Job: Each line containing the word "Good" must be reported.
===============
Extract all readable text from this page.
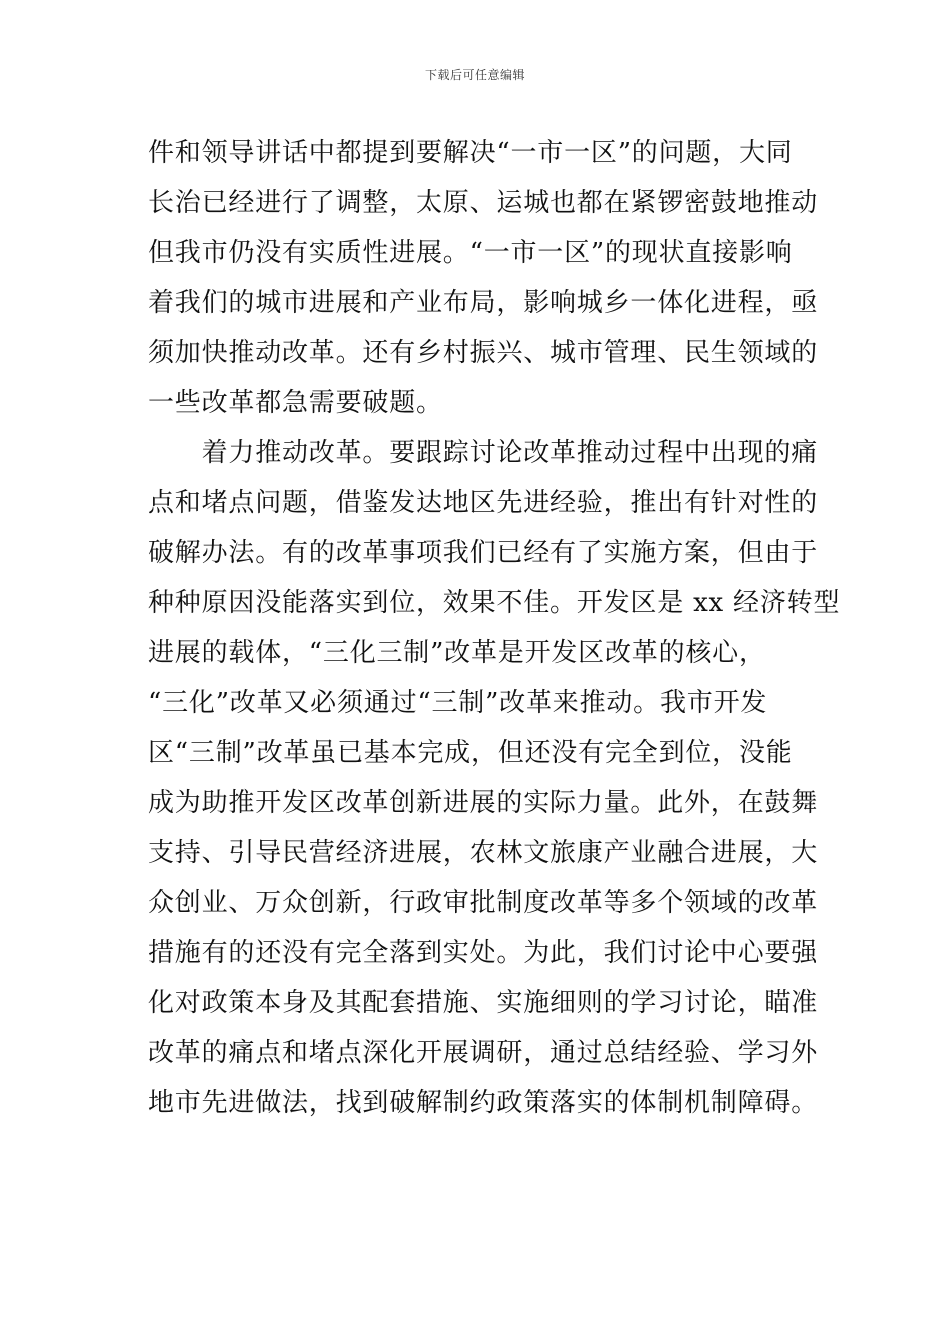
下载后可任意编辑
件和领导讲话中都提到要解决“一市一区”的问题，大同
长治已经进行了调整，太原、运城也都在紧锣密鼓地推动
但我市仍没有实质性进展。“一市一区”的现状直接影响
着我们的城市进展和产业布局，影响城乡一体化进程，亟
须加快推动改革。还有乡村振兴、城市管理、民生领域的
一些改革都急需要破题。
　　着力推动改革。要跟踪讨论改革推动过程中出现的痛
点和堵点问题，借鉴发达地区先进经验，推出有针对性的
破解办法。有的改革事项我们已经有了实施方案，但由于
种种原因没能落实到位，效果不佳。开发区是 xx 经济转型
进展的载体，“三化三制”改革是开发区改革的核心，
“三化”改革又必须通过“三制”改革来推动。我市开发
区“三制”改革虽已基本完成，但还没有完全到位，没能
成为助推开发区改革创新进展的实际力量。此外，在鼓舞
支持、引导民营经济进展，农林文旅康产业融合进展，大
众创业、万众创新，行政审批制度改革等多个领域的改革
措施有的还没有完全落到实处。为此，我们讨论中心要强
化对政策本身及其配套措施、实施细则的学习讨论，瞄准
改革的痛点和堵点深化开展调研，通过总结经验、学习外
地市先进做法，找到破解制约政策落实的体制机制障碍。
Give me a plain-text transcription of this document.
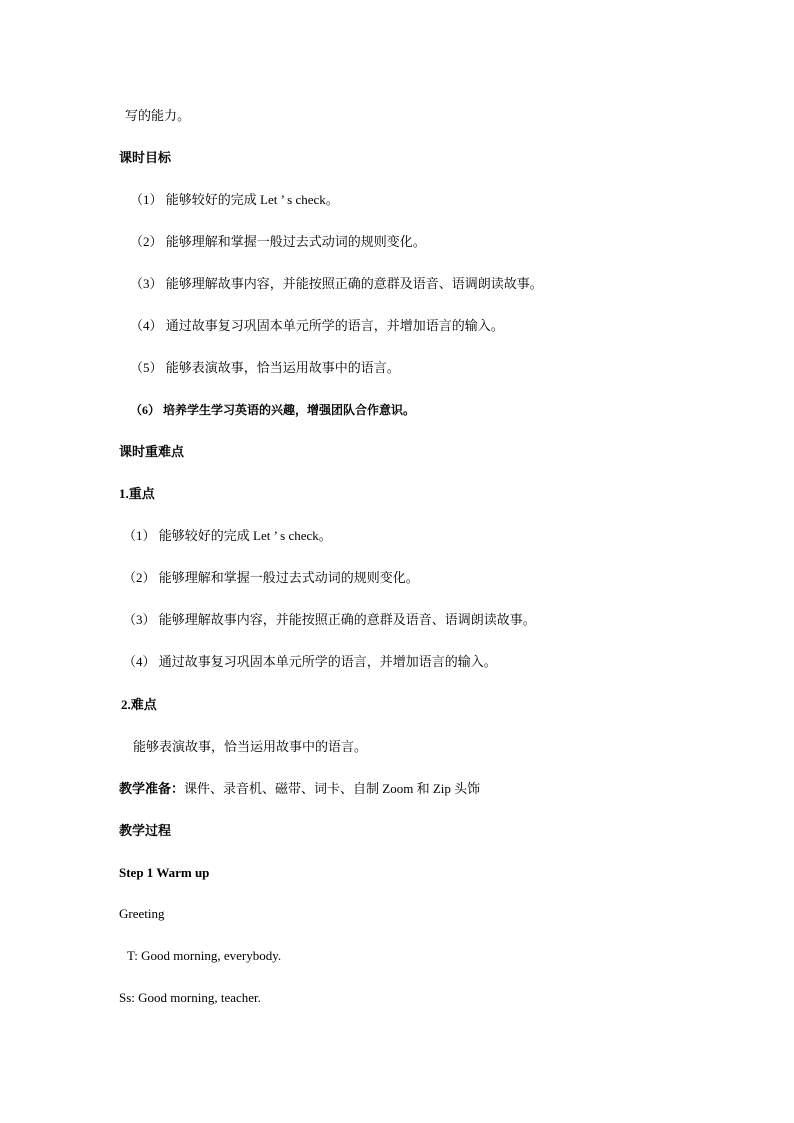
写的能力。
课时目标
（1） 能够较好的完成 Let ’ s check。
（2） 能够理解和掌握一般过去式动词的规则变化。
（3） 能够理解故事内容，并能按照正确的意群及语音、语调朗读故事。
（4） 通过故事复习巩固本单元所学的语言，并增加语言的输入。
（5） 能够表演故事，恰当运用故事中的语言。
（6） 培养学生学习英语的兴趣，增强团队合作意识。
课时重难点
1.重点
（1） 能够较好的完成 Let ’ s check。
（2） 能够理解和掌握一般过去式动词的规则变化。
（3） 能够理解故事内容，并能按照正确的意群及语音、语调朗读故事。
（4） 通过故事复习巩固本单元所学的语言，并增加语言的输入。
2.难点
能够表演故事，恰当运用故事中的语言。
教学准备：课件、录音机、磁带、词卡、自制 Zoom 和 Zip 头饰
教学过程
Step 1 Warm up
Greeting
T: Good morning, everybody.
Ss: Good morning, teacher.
===============
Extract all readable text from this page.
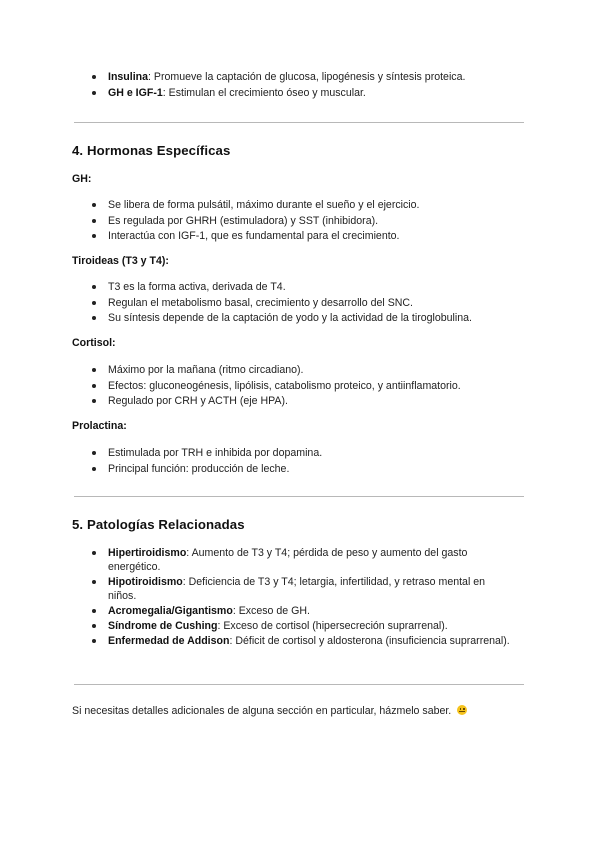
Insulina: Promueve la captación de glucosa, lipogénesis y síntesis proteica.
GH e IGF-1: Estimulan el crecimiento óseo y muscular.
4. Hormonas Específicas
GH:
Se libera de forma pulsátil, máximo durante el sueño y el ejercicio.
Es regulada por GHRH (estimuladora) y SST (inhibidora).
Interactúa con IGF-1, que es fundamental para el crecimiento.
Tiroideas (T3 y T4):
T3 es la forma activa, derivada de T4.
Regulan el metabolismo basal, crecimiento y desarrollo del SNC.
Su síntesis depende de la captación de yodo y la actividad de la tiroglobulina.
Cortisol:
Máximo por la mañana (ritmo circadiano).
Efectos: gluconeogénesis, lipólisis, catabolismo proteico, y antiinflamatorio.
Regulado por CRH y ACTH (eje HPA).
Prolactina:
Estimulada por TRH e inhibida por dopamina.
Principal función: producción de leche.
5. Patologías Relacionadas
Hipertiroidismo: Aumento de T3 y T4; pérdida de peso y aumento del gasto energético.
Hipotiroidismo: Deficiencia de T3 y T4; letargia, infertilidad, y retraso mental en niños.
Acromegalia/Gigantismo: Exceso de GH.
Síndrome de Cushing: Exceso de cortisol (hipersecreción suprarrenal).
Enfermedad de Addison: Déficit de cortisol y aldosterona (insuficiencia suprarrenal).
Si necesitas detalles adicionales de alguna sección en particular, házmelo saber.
===============
Solution for this problem:
T: Good morning, everybody.
Ss: Good morning, teacher.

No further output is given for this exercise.